[Web page and app entries]
——

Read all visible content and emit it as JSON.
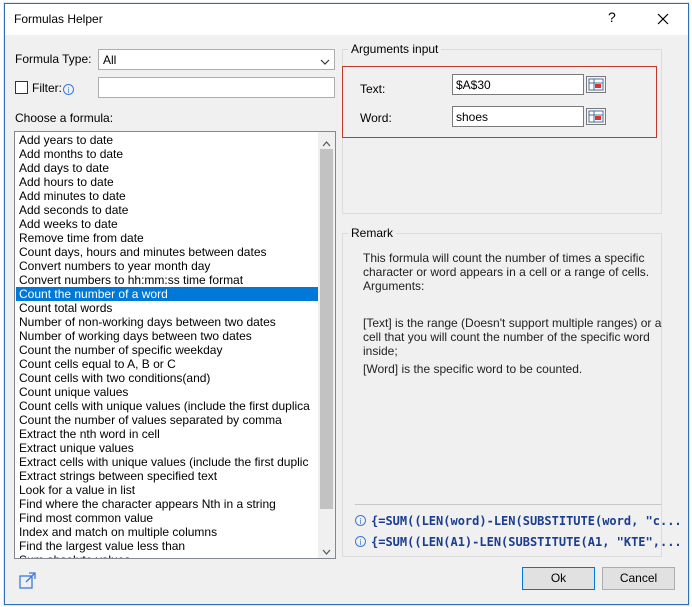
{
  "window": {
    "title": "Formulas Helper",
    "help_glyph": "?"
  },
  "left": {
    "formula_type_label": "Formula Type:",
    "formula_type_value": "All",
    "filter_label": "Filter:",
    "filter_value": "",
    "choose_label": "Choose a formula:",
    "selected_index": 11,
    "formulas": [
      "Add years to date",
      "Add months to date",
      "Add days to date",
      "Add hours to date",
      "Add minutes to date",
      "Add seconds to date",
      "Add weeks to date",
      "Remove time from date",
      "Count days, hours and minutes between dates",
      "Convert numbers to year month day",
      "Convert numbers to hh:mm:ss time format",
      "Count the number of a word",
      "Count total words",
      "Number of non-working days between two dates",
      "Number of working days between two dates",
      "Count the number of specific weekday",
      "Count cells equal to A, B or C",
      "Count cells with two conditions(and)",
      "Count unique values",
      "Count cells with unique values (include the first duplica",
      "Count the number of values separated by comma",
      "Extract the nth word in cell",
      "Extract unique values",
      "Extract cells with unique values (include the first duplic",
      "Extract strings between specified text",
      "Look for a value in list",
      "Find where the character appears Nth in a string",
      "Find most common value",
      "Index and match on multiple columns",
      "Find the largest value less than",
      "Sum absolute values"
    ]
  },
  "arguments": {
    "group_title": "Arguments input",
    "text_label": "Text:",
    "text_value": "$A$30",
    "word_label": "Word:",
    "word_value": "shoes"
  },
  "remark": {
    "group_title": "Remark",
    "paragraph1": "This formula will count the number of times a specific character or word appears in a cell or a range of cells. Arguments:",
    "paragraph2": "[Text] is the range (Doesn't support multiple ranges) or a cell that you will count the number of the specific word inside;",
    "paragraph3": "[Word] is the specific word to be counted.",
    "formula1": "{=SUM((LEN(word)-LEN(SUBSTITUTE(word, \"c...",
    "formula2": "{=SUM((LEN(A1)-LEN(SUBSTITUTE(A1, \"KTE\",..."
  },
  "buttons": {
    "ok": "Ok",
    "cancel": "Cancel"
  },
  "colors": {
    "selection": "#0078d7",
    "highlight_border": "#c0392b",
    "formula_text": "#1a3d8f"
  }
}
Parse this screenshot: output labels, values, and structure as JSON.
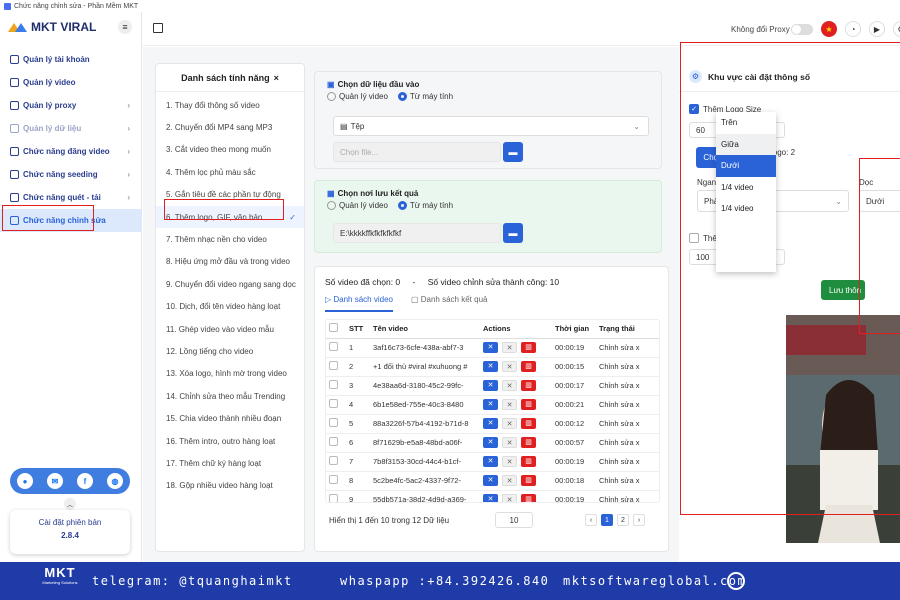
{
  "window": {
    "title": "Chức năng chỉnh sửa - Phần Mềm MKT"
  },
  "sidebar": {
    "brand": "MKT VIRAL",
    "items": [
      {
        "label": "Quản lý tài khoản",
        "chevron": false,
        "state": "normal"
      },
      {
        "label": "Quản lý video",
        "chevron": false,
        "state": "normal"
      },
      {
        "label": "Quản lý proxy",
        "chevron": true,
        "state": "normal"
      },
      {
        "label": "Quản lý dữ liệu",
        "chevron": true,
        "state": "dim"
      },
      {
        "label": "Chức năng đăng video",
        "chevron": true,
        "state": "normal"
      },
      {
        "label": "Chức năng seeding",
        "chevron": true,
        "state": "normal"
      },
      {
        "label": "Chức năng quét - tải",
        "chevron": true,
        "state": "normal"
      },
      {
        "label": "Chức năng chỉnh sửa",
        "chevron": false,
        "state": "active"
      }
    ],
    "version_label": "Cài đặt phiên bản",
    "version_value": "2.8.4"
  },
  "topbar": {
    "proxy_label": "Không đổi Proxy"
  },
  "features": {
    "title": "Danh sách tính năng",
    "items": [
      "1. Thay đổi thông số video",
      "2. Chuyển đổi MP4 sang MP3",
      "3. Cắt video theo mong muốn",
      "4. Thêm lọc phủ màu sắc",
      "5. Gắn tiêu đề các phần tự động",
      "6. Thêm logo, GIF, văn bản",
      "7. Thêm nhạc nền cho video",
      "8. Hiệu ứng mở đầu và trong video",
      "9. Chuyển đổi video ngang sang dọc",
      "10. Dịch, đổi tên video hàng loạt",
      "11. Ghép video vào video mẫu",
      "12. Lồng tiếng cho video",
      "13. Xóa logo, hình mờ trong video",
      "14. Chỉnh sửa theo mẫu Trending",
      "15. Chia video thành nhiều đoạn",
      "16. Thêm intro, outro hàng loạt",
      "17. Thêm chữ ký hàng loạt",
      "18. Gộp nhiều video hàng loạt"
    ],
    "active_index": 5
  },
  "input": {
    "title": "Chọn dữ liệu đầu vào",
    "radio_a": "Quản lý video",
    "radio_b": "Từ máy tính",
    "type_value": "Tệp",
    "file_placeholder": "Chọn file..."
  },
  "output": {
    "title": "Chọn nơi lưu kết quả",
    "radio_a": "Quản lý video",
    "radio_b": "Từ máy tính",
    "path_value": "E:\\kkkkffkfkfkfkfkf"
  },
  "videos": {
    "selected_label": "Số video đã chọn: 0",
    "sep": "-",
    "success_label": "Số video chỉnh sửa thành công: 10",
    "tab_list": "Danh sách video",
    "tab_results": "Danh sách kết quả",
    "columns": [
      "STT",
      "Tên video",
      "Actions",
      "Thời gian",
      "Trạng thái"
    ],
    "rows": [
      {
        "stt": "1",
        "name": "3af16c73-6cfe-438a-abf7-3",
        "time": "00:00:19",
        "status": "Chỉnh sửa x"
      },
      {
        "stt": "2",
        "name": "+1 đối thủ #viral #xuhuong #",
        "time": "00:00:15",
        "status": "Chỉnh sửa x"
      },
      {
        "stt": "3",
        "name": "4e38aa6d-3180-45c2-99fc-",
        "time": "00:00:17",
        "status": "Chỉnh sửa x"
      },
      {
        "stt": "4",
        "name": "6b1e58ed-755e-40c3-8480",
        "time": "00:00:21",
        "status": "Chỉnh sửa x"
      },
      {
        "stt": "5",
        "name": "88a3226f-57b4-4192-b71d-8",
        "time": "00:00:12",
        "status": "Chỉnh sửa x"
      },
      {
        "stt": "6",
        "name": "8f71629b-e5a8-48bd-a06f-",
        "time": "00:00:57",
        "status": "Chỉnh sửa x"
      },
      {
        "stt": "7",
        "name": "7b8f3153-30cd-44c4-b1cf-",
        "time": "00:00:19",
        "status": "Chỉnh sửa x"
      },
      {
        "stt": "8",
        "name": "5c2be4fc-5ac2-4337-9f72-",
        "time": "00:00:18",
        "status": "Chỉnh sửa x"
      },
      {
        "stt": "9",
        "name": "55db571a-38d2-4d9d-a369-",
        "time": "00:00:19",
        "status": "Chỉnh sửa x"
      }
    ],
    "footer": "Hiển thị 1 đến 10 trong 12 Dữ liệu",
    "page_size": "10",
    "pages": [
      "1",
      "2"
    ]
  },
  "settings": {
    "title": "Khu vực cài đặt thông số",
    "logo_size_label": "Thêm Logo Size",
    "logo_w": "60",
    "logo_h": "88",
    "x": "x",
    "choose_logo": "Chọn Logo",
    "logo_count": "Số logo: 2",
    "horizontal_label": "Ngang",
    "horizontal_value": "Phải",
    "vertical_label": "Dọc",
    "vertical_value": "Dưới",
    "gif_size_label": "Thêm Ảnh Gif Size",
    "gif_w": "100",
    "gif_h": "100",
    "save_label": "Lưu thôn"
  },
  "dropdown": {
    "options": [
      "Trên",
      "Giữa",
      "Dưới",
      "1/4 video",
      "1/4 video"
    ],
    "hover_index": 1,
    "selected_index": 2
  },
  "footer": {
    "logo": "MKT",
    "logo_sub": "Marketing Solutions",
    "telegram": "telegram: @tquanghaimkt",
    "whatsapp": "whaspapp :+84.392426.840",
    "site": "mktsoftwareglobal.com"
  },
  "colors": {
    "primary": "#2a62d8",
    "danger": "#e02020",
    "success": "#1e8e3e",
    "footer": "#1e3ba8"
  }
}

——

**PROBLEM TO WORK ON**
Among the lines of the data, which ones contain the word "Danh"? Show them.

**RESPONSE TO THIS TASK**
    "title": "Danh sách tính năng",
    "tab_list": "Danh sách video",
    "tab_results": "Danh sách kết quả",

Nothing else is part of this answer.